— REQUIREMENTS —
Where a line holds "GEFS", copy it.
** start INPUT MATERIAL **
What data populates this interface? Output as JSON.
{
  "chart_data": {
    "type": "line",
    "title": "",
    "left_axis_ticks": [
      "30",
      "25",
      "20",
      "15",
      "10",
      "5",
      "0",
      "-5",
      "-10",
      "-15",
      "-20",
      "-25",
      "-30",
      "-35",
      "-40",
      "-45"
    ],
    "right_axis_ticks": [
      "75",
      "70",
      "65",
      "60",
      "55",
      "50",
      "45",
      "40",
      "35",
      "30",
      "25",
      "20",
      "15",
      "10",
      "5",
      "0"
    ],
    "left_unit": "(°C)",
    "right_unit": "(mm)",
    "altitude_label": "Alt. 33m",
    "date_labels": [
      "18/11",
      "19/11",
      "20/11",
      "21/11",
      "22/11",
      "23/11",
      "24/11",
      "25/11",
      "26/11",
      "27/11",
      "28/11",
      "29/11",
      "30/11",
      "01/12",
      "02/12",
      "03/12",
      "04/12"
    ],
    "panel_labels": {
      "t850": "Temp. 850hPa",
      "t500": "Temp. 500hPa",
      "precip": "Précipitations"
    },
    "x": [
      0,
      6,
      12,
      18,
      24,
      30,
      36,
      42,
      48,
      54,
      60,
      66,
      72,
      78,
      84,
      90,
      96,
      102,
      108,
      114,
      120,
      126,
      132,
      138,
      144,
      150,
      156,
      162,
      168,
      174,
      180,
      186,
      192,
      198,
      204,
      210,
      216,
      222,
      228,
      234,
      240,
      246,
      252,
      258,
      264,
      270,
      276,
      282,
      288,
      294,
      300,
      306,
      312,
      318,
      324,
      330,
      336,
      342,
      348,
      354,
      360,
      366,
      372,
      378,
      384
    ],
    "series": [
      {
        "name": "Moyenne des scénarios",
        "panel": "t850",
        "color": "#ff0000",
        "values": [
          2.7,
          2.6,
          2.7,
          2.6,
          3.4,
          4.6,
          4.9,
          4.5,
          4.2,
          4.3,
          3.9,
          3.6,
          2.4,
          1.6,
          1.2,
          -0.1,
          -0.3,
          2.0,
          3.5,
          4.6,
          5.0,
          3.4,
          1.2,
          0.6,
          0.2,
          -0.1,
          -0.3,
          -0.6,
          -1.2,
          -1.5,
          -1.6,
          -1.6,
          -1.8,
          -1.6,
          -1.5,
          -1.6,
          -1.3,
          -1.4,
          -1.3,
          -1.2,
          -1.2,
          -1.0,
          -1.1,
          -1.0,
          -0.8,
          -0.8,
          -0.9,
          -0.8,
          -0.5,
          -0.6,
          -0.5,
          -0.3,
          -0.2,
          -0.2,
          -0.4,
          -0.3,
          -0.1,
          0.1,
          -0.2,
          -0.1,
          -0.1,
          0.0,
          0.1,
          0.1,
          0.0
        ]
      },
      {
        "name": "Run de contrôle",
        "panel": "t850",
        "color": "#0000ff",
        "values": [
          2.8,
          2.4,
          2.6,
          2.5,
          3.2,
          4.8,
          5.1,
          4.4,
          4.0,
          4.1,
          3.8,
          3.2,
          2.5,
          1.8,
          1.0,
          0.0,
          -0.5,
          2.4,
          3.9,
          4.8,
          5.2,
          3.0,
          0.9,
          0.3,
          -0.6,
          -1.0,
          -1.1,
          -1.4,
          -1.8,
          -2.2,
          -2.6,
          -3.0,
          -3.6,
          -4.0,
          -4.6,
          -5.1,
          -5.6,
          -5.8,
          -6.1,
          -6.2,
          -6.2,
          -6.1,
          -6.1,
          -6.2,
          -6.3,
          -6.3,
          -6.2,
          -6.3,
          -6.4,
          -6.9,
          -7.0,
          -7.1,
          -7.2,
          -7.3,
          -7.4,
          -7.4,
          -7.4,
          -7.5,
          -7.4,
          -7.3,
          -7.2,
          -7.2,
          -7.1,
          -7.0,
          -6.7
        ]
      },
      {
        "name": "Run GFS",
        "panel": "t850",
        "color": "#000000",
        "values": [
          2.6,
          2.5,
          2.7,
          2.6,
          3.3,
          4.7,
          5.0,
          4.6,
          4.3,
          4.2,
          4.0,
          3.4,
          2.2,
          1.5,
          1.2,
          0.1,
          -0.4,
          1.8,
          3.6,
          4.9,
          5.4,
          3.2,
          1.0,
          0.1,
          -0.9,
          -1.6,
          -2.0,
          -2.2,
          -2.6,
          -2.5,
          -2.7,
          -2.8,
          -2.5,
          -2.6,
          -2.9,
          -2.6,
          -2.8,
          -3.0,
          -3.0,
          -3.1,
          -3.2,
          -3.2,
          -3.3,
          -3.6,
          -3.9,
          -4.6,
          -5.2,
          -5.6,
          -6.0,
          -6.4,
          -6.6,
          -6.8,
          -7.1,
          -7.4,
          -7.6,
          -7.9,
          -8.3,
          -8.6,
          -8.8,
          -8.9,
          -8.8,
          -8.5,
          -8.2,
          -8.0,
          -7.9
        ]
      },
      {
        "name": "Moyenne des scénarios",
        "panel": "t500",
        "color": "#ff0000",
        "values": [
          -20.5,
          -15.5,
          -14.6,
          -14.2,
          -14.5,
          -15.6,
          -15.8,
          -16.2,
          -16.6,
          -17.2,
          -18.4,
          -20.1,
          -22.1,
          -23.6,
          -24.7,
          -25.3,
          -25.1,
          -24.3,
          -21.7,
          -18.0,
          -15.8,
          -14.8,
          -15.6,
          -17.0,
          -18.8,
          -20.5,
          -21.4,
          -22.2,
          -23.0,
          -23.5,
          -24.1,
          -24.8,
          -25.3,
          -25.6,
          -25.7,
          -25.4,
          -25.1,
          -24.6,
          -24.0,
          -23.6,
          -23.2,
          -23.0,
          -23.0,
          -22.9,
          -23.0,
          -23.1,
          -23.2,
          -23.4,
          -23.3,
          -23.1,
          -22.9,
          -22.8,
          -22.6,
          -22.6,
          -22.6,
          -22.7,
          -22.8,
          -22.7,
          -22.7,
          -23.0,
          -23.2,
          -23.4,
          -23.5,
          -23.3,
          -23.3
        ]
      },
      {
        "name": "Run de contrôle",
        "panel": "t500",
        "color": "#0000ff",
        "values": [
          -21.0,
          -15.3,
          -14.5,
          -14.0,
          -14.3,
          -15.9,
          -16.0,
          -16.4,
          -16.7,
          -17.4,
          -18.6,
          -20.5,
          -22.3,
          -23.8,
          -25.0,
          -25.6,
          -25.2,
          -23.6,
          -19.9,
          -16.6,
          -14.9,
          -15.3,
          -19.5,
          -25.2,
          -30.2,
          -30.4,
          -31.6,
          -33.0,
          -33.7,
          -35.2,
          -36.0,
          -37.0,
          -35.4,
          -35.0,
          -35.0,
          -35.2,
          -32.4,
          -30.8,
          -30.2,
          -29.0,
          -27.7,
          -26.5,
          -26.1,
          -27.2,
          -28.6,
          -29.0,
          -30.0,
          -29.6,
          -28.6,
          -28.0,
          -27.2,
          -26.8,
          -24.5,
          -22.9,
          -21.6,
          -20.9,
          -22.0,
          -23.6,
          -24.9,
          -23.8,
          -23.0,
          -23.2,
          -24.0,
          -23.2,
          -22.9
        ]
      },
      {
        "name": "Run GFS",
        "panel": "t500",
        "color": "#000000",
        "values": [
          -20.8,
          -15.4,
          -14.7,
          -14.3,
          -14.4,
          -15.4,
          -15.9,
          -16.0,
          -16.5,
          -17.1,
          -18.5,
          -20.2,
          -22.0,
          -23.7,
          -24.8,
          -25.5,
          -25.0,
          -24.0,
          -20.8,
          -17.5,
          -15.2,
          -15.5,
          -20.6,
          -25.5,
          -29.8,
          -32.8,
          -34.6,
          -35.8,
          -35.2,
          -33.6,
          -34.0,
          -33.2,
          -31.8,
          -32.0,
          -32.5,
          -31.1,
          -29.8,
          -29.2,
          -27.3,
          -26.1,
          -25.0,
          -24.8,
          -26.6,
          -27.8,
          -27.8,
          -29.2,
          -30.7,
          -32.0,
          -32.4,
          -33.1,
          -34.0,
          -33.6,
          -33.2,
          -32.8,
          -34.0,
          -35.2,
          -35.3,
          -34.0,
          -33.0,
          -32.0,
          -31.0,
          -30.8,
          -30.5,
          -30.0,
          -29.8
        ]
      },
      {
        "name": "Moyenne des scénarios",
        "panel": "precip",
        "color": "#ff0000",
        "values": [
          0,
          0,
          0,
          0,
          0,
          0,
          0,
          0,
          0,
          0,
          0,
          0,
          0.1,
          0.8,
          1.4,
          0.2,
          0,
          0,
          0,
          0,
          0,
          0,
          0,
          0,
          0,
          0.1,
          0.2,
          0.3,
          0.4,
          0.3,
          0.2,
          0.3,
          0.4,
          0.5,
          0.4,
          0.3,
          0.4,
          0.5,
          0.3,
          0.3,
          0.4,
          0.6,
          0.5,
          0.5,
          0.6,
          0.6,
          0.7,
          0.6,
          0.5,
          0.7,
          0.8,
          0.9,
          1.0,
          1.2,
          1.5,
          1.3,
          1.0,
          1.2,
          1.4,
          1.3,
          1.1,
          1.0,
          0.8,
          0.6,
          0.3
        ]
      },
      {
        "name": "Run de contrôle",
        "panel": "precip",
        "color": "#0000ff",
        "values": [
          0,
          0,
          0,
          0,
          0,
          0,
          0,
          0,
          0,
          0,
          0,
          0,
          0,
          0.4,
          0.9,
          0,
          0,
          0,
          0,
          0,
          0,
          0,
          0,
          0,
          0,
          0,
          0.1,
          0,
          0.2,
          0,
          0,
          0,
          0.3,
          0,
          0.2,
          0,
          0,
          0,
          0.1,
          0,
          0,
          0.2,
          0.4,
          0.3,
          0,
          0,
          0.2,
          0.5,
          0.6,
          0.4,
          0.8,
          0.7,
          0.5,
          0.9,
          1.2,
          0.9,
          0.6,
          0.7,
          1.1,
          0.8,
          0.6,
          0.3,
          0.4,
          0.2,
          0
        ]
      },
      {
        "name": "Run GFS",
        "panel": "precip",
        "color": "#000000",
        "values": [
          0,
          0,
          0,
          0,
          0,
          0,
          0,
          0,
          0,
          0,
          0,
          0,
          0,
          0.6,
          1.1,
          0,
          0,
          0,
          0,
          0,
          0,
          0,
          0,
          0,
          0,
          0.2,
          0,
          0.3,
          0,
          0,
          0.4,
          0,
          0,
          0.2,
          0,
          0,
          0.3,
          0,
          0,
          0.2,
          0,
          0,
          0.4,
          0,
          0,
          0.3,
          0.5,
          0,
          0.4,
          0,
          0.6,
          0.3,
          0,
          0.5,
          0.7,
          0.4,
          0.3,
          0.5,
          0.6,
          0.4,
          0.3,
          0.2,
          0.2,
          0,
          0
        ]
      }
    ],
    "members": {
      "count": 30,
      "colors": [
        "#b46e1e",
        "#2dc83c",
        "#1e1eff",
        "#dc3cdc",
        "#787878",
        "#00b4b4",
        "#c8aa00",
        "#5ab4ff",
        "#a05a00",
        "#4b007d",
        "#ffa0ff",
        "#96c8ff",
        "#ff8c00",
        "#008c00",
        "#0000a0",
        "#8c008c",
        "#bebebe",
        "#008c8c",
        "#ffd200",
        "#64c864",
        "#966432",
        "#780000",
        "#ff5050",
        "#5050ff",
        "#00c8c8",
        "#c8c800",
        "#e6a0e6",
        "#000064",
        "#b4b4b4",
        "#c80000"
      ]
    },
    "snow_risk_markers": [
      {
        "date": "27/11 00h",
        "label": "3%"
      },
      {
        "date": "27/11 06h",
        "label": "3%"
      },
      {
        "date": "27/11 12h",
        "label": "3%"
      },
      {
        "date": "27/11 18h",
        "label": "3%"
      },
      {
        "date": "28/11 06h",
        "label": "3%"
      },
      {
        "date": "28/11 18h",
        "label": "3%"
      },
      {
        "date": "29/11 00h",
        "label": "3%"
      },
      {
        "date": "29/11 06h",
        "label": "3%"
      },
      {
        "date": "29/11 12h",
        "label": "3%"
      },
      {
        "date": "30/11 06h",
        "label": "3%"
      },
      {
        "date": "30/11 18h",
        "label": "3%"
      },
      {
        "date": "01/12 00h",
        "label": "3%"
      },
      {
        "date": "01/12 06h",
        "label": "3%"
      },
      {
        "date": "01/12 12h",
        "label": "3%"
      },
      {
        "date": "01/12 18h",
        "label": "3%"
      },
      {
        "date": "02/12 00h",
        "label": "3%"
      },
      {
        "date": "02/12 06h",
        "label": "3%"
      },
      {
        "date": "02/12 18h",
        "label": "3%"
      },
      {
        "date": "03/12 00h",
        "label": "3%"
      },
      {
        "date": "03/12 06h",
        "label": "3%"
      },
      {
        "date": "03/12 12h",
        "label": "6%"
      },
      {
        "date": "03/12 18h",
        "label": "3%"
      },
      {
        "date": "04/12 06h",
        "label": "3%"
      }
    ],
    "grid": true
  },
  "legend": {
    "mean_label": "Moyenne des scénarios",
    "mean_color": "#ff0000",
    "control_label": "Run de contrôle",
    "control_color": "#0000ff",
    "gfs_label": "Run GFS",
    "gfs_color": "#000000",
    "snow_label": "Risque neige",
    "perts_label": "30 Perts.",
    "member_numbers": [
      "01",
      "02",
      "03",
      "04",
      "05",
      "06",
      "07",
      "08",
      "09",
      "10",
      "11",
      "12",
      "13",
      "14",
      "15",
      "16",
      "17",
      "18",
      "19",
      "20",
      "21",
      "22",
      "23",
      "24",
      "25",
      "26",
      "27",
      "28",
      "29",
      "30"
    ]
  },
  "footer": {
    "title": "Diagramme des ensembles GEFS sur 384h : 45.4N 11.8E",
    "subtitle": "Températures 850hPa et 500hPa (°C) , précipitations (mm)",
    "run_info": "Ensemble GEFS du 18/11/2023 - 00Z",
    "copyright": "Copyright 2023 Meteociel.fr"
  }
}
** end INPUT MATERIAL **
— RESULT OF THIS EXERCISE —
    "title": "Diagramme des ensembles GEFS sur 384h : 45.4N 11.8E",
    "run_info": "Ensemble GEFS du 18/11/2023 - 00Z",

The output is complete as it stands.